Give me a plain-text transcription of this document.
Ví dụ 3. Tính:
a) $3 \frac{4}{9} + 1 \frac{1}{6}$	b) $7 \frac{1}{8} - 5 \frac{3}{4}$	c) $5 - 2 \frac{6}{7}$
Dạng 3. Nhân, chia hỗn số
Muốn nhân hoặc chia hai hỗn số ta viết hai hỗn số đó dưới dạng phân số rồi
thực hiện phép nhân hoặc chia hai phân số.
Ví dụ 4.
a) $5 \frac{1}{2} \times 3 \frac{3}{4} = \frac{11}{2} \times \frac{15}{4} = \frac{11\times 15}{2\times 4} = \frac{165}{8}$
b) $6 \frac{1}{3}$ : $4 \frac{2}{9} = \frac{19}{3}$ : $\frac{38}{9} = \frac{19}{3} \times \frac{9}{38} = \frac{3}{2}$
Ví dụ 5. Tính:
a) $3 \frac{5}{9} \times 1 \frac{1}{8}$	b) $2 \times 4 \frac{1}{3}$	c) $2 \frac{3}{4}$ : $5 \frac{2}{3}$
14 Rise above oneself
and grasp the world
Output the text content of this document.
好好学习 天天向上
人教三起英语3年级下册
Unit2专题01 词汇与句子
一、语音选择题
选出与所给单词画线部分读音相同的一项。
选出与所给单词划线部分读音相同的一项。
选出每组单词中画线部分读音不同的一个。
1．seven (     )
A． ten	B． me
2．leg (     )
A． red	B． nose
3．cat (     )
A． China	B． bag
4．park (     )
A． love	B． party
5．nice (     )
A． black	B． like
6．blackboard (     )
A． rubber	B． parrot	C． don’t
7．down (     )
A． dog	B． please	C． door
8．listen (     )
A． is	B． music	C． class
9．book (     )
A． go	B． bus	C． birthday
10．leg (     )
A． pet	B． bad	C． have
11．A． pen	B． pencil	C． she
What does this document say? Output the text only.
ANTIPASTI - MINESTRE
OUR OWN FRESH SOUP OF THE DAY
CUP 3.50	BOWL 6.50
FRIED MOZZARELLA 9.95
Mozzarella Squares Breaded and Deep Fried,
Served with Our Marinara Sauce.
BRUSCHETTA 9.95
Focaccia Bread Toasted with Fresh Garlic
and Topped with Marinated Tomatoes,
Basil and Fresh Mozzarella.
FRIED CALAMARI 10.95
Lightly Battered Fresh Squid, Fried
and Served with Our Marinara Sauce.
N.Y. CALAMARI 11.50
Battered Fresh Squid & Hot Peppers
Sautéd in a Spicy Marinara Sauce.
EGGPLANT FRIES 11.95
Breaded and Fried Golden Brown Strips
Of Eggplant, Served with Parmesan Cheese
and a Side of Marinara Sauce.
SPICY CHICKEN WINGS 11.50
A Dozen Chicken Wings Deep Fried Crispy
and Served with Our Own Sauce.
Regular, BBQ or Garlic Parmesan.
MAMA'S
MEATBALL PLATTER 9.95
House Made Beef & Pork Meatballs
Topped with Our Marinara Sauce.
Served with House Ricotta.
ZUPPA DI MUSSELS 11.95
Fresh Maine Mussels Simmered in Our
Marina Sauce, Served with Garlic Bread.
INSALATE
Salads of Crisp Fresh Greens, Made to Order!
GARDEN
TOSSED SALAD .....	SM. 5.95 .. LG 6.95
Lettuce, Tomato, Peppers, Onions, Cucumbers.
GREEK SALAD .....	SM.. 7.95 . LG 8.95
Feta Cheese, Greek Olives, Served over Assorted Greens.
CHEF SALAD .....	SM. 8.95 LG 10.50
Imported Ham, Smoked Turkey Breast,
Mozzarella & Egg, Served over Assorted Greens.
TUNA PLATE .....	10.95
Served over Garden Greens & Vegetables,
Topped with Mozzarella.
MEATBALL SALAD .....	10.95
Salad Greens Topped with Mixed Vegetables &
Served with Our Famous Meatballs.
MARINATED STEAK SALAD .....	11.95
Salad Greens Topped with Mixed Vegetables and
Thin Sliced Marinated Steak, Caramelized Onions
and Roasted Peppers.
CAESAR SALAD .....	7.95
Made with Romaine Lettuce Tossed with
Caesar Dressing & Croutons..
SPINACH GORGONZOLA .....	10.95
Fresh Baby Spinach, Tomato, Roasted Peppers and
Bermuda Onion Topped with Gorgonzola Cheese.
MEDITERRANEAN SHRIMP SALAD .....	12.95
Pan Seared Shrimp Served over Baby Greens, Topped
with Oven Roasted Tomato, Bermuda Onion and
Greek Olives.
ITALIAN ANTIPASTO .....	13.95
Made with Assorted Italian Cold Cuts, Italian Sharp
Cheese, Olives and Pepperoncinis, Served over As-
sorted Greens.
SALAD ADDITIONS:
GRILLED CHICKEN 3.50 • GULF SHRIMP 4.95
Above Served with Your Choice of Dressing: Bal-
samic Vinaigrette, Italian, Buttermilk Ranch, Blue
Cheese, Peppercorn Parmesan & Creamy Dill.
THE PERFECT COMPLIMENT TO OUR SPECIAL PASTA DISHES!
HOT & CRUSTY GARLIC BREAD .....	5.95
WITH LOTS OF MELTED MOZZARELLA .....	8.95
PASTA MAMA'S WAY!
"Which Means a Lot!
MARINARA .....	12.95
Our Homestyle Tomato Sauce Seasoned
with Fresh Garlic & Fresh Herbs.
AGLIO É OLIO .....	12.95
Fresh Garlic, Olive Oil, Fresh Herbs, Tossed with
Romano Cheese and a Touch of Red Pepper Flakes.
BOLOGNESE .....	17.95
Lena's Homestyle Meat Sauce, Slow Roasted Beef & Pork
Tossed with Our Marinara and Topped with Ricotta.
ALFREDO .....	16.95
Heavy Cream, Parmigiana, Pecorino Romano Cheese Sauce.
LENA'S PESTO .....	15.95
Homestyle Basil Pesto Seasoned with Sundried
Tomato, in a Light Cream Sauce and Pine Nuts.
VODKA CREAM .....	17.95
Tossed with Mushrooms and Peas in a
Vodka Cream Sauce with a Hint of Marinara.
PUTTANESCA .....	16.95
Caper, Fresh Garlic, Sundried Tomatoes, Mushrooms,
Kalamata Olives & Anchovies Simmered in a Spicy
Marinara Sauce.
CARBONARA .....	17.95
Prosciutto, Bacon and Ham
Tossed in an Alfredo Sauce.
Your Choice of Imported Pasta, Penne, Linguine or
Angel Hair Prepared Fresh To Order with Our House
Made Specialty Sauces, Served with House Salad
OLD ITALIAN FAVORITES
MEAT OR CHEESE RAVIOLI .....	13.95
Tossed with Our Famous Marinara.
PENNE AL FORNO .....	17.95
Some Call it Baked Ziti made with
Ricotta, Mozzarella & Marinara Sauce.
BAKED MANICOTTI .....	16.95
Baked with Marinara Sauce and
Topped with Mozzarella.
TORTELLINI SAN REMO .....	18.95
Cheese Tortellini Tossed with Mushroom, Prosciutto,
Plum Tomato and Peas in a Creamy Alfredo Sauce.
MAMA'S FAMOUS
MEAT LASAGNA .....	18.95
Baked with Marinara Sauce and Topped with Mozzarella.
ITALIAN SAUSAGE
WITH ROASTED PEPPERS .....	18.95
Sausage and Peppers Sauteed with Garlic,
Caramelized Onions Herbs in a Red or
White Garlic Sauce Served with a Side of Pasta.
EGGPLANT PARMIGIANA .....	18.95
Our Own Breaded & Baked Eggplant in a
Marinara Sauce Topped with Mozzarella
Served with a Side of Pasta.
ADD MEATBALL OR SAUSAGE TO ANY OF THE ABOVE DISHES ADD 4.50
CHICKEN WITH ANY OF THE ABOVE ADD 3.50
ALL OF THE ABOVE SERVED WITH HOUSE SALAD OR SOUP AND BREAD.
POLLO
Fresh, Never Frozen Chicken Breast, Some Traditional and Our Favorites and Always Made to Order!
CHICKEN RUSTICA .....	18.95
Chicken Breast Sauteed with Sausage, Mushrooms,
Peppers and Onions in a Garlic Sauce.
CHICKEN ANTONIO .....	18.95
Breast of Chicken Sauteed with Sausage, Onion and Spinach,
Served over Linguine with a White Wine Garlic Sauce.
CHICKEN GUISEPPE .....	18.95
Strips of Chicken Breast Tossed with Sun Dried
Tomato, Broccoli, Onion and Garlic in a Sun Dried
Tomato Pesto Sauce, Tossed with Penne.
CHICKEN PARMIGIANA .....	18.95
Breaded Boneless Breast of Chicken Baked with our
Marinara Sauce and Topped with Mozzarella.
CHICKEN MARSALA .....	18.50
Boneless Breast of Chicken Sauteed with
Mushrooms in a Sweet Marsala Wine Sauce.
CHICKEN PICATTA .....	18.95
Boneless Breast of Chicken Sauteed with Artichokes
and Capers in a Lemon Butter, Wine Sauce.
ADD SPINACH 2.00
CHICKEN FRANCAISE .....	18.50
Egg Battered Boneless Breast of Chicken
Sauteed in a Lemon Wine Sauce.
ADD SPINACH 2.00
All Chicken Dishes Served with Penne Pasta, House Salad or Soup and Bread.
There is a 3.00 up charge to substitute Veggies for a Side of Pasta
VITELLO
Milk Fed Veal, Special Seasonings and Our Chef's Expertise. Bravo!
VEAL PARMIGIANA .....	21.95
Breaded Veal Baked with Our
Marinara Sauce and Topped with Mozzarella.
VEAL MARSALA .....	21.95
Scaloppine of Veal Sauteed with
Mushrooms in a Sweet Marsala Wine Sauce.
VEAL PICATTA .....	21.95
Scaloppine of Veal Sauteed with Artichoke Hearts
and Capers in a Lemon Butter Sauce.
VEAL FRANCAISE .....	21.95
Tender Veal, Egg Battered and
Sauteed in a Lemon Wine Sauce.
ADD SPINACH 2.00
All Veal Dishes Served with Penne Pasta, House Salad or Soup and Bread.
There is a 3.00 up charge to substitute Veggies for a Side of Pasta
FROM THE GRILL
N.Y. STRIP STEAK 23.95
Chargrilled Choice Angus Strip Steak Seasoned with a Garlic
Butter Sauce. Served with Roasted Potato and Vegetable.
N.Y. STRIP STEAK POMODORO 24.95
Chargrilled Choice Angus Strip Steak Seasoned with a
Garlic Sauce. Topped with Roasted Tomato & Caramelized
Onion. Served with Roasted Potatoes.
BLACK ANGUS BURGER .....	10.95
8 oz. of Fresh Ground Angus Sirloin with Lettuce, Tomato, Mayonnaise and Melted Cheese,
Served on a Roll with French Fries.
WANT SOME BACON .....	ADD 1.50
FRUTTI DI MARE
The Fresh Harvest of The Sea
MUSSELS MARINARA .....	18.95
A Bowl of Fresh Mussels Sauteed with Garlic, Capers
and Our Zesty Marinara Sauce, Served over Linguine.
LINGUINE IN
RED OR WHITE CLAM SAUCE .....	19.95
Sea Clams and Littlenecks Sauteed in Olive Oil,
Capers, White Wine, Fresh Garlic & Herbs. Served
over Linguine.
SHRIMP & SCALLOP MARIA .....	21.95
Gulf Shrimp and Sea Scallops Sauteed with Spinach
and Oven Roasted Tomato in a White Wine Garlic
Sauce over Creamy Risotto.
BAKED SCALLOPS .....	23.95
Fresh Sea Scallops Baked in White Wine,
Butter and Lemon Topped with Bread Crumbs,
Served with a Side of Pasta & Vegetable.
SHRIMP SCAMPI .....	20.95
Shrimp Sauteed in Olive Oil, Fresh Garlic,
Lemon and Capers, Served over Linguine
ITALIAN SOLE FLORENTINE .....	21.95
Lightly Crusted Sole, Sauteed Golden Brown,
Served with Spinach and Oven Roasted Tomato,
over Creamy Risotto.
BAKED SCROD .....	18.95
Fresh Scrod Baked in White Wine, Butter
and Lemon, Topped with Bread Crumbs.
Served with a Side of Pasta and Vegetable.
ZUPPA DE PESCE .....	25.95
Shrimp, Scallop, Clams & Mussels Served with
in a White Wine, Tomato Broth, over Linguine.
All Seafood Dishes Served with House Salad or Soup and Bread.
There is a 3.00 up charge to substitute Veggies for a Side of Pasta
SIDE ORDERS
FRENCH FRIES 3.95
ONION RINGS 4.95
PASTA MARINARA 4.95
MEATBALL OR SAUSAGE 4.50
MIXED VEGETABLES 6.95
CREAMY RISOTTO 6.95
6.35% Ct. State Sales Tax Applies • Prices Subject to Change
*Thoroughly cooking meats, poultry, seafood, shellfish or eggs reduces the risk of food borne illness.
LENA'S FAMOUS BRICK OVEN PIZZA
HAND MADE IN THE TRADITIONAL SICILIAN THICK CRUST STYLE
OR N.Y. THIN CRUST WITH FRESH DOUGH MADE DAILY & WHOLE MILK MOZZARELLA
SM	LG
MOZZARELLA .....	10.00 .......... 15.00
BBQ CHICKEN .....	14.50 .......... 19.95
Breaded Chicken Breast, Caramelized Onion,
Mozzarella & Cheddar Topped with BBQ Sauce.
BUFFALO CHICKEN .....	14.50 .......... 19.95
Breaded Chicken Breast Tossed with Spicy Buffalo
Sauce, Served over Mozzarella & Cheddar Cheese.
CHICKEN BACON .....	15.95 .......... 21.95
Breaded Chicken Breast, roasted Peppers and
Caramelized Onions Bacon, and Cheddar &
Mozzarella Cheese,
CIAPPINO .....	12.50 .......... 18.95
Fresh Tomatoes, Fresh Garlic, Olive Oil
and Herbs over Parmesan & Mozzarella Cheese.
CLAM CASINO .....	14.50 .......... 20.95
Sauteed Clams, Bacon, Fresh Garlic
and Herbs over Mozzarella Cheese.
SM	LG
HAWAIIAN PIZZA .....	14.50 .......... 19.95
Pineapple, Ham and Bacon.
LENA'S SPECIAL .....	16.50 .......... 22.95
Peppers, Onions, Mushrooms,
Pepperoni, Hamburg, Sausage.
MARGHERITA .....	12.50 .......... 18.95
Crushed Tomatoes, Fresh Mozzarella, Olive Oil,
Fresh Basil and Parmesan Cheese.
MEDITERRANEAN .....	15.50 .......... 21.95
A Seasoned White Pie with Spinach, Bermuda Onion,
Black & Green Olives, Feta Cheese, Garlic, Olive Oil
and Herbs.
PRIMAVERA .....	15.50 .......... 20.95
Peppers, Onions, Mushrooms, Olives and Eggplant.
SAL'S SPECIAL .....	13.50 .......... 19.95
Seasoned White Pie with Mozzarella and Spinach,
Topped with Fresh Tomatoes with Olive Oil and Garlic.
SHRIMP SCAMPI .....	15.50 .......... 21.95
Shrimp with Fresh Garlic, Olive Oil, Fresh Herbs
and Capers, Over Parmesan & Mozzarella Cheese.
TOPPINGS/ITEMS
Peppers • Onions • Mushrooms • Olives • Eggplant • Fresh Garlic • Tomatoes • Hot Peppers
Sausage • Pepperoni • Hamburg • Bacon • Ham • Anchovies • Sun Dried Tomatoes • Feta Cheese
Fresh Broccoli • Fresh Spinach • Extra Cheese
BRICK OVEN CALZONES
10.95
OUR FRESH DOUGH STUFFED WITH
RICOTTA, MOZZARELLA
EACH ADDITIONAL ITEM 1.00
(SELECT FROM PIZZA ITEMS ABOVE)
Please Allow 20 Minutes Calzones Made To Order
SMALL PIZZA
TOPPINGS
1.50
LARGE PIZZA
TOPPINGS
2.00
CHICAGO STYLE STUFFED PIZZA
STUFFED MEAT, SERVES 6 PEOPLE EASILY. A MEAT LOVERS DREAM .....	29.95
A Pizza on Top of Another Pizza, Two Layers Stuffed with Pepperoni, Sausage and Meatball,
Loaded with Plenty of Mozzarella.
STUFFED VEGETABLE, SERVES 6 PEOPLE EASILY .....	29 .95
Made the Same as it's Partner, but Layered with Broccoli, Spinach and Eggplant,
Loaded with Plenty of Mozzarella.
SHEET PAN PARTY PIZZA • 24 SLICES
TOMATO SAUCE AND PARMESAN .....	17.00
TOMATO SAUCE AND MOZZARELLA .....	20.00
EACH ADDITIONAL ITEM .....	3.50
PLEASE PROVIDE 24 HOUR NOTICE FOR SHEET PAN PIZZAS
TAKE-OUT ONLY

> Problem:
Report the number of lines in the listing that include the string "Breast"; give nothing but the number.

> Task solution:
12